» Short exercise: Transcribe all of the records word for word, but omit the pictures.

» Data for this task:

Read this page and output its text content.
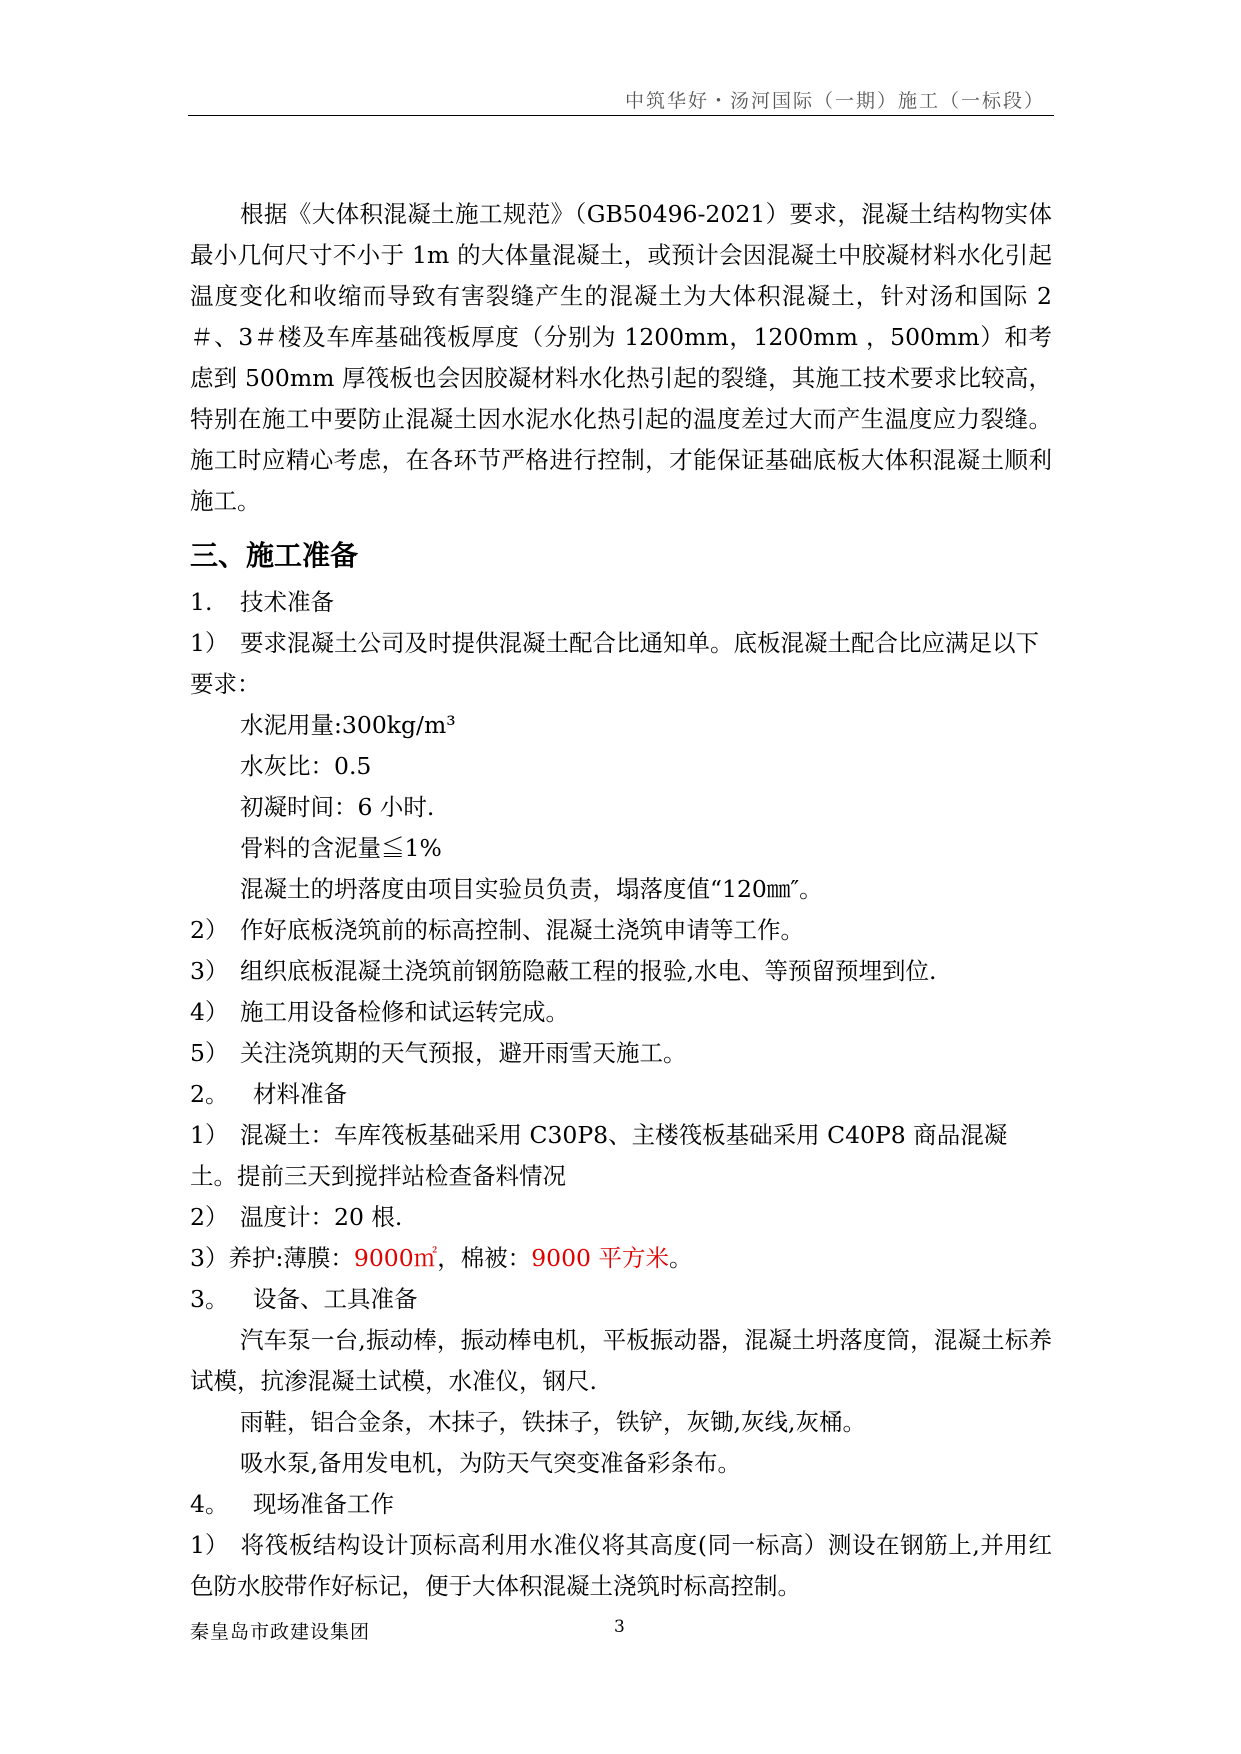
中筑华好・汤河国际（一期）施工（一标段）

根据《大体积混凝土施工规范》（GB50496-2021）要求，混凝土结构物实体最小几何尺寸不小于 1m 的大体量混凝土，或预计会因混凝土中胶凝材料水化引起温度变化和收缩而导致有害裂缝产生的混凝土为大体积混凝土，针对汤和国际 2＃、3＃楼及车库基础筏板厚度（分别为 1200mm，1200mm ，500mm）和考虑到 500mm 厚筏板也会因胶凝材料水化热引起的裂缝，其施工技术要求比较高，特别在施工中要防止混凝土因水泥水化热引起的温度差过大而产生温度应力裂缝。施工时应精心考虑，在各环节严格进行控制，才能保证基础底板大体积混凝土顺利施工。

三、施工准备

1. 技术准备

1） 要求混凝土公司及时提供混凝土配合比通知单。底板混凝土配合比应满足以下要求：

水泥用量:300kg/m³

水灰比：0.5

初凝时间：6 小时.

骨料的含泥量≦1%

混凝土的坍落度由项目实验员负责，塌落度值“120㎜″。

2） 作好底板浇筑前的标高控制、混凝土浇筑申请等工作。

3） 组织底板混凝土浇筑前钢筋隐蔽工程的报验,水电、等预留预埋到位.

4） 施工用设备检修和试运转完成。

5） 关注浇筑期的天气预报，避开雨雪天施工。

2。 材料准备

1） 混凝土：车库筏板基础采用 C30P8、主楼筏板基础采用 C40P8 商品混凝土。提前三天到搅拌站检查备料情况

2） 温度计：20 根.

3）养护:薄膜：9000㎡，棉被：9000 平方米。

3。 设备、工具准备

汽车泵一台,振动棒，振动棒电机，平板振动器，混凝土坍落度筒，混凝土标养试模，抗渗混凝土试模，水准仪，钢尺.

雨鞋，铝合金条，木抹子，铁抹子，铁铲，灰锄,灰线,灰桶。

吸水泵,备用发电机，为防天气突变准备彩条布。

4。 现场准备工作

1） 将筏板结构设计顶标高利用水准仪将其高度(同一标高）测设在钢筋上,并用红色防水胶带作好标记，便于大体积混凝土浇筑时标高控制。

秦皇岛市政建设集团	3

» Output:
Read this page and output its text content.
中筑华好・汤河国际（一期）施工（一标段）

根据《大体积混凝土施工规范》（GB50496-2021）要求，混凝土结构物实体最小几何尺寸不小于 1m 的大体量混凝土，或预计会因混凝土中胶凝材料水化引起温度变化和收缩而导致有害裂缝产生的混凝土为大体积混凝土，针对汤和国际 2＃、3＃楼及车库基础筏板厚度（分别为 1200mm，1200mm ，500mm）和考虑到 500mm 厚筏板也会因胶凝材料水化热引起的裂缝，其施工技术要求比较高，特别在施工中要防止混凝土因水泥水化热引起的温度差过大而产生温度应力裂缝。施工时应精心考虑，在各环节严格进行控制，才能保证基础底板大体积混凝土顺利施工。

三、施工准备

1. 技术准备

1） 要求混凝土公司及时提供混凝土配合比通知单。底板混凝土配合比应满足以下要求：

水泥用量:300kg/m³

水灰比：0.5

初凝时间：6 小时.

骨料的含泥量≦1%

混凝土的坍落度由项目实验员负责，塌落度值“120㎜″。

2） 作好底板浇筑前的标高控制、混凝土浇筑申请等工作。

3） 组织底板混凝土浇筑前钢筋隐蔽工程的报验,水电、等预留预埋到位.

4） 施工用设备检修和试运转完成。

5） 关注浇筑期的天气预报，避开雨雪天施工。

2。 材料准备

1） 混凝土：车库筏板基础采用 C30P8、主楼筏板基础采用 C40P8 商品混凝土。提前三天到搅拌站检查备料情况

2） 温度计：20 根.

3）养护:薄膜：9000㎡，棉被：9000 平方米。

3。 设备、工具准备

汽车泵一台,振动棒，振动棒电机，平板振动器，混凝土坍落度筒，混凝土标养试模，抗渗混凝土试模，水准仪，钢尺.

雨鞋，铝合金条，木抹子，铁抹子，铁铲，灰锄,灰线,灰桶。

吸水泵,备用发电机，为防天气突变准备彩条布。

4。 现场准备工作

1） 将筏板结构设计顶标高利用水准仪将其高度(同一标高）测设在钢筋上,并用红色防水胶带作好标记，便于大体积混凝土浇筑时标高控制。

秦皇岛市政建设集团	3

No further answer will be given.